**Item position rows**
↓↓↓
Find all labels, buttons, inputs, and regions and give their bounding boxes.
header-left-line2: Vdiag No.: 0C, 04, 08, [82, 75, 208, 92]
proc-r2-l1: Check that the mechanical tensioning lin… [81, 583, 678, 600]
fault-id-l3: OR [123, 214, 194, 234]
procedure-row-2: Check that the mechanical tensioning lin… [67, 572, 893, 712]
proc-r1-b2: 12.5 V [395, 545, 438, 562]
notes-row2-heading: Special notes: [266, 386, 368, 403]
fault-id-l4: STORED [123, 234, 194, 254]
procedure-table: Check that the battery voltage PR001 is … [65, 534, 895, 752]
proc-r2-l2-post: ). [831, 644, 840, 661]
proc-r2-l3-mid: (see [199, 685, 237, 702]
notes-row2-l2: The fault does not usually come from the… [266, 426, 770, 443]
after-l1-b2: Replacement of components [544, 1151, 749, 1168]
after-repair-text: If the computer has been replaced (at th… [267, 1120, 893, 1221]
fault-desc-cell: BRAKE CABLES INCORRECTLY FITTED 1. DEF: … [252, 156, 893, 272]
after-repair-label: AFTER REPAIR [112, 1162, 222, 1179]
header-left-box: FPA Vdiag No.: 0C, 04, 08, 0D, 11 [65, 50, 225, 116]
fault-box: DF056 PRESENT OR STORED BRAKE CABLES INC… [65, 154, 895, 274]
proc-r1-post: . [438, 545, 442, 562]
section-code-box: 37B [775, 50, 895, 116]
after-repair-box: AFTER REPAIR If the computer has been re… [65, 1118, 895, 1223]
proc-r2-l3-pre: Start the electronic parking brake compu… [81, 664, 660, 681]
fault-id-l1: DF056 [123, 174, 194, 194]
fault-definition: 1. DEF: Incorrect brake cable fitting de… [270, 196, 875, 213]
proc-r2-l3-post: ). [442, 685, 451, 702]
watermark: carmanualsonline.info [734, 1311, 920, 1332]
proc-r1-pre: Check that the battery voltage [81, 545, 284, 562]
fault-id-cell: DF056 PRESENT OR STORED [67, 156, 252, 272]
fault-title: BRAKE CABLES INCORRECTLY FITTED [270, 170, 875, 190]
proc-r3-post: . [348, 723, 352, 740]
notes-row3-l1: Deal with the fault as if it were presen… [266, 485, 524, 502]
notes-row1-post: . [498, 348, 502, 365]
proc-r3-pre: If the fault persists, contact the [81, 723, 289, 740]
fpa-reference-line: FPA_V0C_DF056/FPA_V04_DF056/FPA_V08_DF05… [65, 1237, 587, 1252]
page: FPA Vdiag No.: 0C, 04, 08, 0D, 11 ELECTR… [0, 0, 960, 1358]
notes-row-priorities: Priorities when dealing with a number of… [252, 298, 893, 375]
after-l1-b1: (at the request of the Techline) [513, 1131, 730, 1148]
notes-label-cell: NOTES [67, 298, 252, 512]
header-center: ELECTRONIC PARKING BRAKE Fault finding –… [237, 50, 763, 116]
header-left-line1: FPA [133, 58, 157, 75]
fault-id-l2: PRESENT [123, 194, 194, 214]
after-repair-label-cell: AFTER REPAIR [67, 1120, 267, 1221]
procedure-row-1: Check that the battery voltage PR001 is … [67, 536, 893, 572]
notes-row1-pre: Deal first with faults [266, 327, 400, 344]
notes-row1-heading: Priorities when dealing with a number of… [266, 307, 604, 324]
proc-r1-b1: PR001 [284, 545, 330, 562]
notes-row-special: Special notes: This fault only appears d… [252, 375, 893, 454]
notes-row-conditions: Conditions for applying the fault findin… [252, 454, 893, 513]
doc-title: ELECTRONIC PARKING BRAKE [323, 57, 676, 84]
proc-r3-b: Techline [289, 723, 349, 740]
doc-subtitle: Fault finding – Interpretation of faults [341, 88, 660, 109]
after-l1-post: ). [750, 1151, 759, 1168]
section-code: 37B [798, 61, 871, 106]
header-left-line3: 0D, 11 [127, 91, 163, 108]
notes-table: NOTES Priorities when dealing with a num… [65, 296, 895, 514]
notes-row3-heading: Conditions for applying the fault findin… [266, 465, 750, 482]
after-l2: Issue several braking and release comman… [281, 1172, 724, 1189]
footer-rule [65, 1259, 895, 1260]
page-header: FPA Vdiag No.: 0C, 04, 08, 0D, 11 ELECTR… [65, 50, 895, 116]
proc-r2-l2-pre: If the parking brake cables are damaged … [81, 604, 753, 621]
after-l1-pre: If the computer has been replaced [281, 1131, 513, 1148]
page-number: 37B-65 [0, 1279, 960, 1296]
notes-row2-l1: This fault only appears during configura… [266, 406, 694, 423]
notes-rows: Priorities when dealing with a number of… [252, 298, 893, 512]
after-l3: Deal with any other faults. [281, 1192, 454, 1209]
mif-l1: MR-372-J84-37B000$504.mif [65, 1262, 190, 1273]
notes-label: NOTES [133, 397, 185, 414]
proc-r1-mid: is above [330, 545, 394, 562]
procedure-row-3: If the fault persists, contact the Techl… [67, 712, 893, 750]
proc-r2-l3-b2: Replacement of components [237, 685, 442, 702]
↑↑↑
**WRITTEN INSTRUCTION**
Output the rows above line for line, unchanged.

**WRITTEN RESPONSE**
Find all labels, buttons, inputs, and regions and give their bounding boxes.
header-left-line2: Vdiag No.: 0C, 04, 08, [82, 75, 208, 92]
proc-r2-l1: Check that the mechanical tensioning lin… [81, 583, 678, 600]
fault-id-l3: OR [123, 214, 194, 234]
procedure-row-2: Check that the mechanical tensioning lin… [67, 572, 893, 712]
proc-r1-b2: 12.5 V [395, 545, 438, 562]
notes-row2-heading: Special notes: [266, 386, 368, 403]
fault-id-l4: STORED [123, 234, 194, 254]
procedure-table: Check that the battery voltage PR001 is … [65, 534, 895, 752]
proc-r2-l2-post: ). [831, 644, 840, 661]
proc-r2-l3-mid: (see [199, 685, 237, 702]
notes-row2-l2: The fault does not usually come from the… [266, 426, 770, 443]
after-l1-b2: Replacement of components [544, 1151, 749, 1168]
after-repair-text: If the computer has been replaced (at th… [267, 1120, 893, 1221]
fault-desc-cell: BRAKE CABLES INCORRECTLY FITTED 1. DEF: … [252, 156, 893, 272]
after-repair-label: AFTER REPAIR [112, 1162, 222, 1179]
header-left-box: FPA Vdiag No.: 0C, 04, 08, 0D, 11 [65, 50, 225, 116]
fault-box: DF056 PRESENT OR STORED BRAKE CABLES INC… [65, 154, 895, 274]
proc-r1-post: . [438, 545, 442, 562]
section-code-box: 37B [775, 50, 895, 116]
after-repair-box: AFTER REPAIR If the computer has been re… [65, 1118, 895, 1223]
proc-r2-l3-pre: Start the electronic parking brake compu… [81, 664, 660, 681]
fault-id-l1: DF056 [123, 174, 194, 194]
fault-definition: 1. DEF: Incorrect brake cable fitting de… [270, 196, 875, 213]
proc-r2-l3-post: ). [442, 685, 451, 702]
watermark: carmanualsonline.info [734, 1311, 920, 1332]
proc-r1-pre: Check that the battery voltage [81, 545, 284, 562]
fault-id-cell: DF056 PRESENT OR STORED [67, 156, 252, 272]
fault-title: BRAKE CABLES INCORRECTLY FITTED [270, 170, 875, 190]
proc-r3-post: . [348, 723, 352, 740]
notes-row3-l1: Deal with the fault as if it were presen… [266, 485, 524, 502]
notes-row1-post: . [498, 348, 502, 365]
proc-r3-pre: If the fault persists, contact the [81, 723, 289, 740]
fpa-reference-line: FPA_V0C_DF056/FPA_V04_DF056/FPA_V08_DF05… [65, 1237, 587, 1252]
page: FPA Vdiag No.: 0C, 04, 08, 0D, 11 ELECTR… [0, 0, 960, 1358]
notes-row-priorities: Priorities when dealing with a number of… [252, 298, 893, 375]
after-l1-b1: (at the request of the Techline) [513, 1131, 730, 1148]
notes-label-cell: NOTES [67, 298, 252, 512]
header-center: ELECTRONIC PARKING BRAKE Fault finding –… [237, 50, 763, 116]
header-left-line1: FPA [133, 58, 157, 75]
fault-id-l2: PRESENT [123, 194, 194, 214]
after-repair-label-cell: AFTER REPAIR [67, 1120, 267, 1221]
procedure-row-1: Check that the battery voltage PR001 is … [67, 536, 893, 572]
notes-row1-pre: Deal first with faults [266, 327, 400, 344]
notes-row1-heading: Priorities when dealing with a number of… [266, 307, 604, 324]
proc-r1-b1: PR001 [284, 545, 330, 562]
notes-row-special: Special notes: This fault only appears d… [252, 375, 893, 454]
notes-row-conditions: Conditions for applying the fault findin… [252, 454, 893, 513]
doc-title: ELECTRONIC PARKING BRAKE [323, 57, 676, 84]
proc-r3-b: Techline [289, 723, 349, 740]
doc-subtitle: Fault finding – Interpretation of faults [341, 88, 660, 109]
after-l1-post: ). [750, 1151, 759, 1168]
section-code: 37B [798, 61, 871, 106]
header-left-line3: 0D, 11 [127, 91, 163, 108]
notes-table: NOTES Priorities when dealing with a num… [65, 296, 895, 514]
notes-row3-heading: Conditions for applying the fault findin… [266, 465, 750, 482]
after-l2: Issue several braking and release comman… [281, 1172, 724, 1189]
footer-rule [65, 1259, 895, 1260]
page-header: FPA Vdiag No.: 0C, 04, 08, 0D, 11 ELECTR… [65, 50, 895, 116]
proc-r2-l2-pre: If the parking brake cables are damaged … [81, 604, 753, 621]
after-l1-pre: If the computer has been replaced [281, 1131, 513, 1148]
page-number: 37B-65 [0, 1279, 960, 1296]
notes-row2-l1: This fault only appears during configura… [266, 406, 694, 423]
notes-rows: Priorities when dealing with a number of… [252, 298, 893, 512]
after-l3: Deal with any other faults. [281, 1192, 454, 1209]
mif-l1: MR-372-J84-37B000$504.mif [65, 1262, 190, 1273]
notes-label: NOTES [133, 397, 185, 414]
proc-r1-mid: is above [330, 545, 394, 562]
procedure-row-3: If the fault persists, contact the Techl… [67, 712, 893, 750]
proc-r2-l3-b2: Replacement of components [237, 685, 442, 702]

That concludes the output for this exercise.